**Records provided:**
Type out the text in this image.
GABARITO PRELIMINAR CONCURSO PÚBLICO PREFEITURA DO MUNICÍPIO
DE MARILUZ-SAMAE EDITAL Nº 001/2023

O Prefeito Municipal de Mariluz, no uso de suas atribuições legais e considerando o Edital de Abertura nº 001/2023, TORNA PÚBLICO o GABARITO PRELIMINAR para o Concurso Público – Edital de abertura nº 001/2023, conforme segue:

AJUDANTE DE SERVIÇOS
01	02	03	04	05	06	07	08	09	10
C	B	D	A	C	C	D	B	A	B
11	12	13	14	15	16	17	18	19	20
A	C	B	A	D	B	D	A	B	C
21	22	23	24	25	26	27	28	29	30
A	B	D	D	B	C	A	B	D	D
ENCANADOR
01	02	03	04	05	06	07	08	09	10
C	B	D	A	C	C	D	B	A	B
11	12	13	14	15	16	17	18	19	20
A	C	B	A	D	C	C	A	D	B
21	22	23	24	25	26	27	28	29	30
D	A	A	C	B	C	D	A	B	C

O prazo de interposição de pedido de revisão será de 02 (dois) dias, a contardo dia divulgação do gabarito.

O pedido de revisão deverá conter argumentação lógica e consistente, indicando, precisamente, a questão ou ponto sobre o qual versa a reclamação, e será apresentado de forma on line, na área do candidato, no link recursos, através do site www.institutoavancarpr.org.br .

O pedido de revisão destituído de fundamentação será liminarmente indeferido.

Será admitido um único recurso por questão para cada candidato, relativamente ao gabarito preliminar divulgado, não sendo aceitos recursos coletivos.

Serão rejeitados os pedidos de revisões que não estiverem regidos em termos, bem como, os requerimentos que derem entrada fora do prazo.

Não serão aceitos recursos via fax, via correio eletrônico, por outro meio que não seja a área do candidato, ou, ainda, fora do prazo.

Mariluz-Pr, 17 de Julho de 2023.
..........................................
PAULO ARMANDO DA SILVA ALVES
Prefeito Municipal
---
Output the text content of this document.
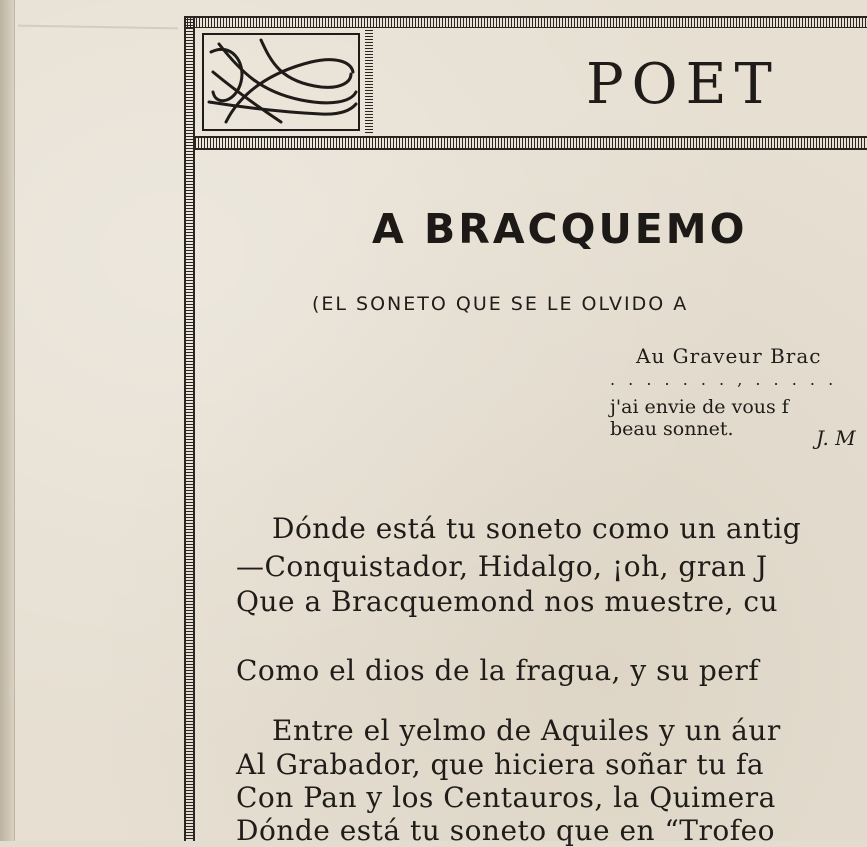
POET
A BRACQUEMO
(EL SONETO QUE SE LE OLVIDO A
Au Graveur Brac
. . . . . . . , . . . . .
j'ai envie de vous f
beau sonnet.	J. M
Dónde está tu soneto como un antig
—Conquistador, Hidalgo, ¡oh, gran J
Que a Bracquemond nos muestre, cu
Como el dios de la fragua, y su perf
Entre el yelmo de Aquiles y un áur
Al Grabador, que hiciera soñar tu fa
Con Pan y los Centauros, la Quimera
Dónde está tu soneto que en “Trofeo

**Work to be completed:**
Your task is to gather all lines from the entries above that hold the word "this".

**Solution:**
Type out the text in this image.
Output the text content of this document.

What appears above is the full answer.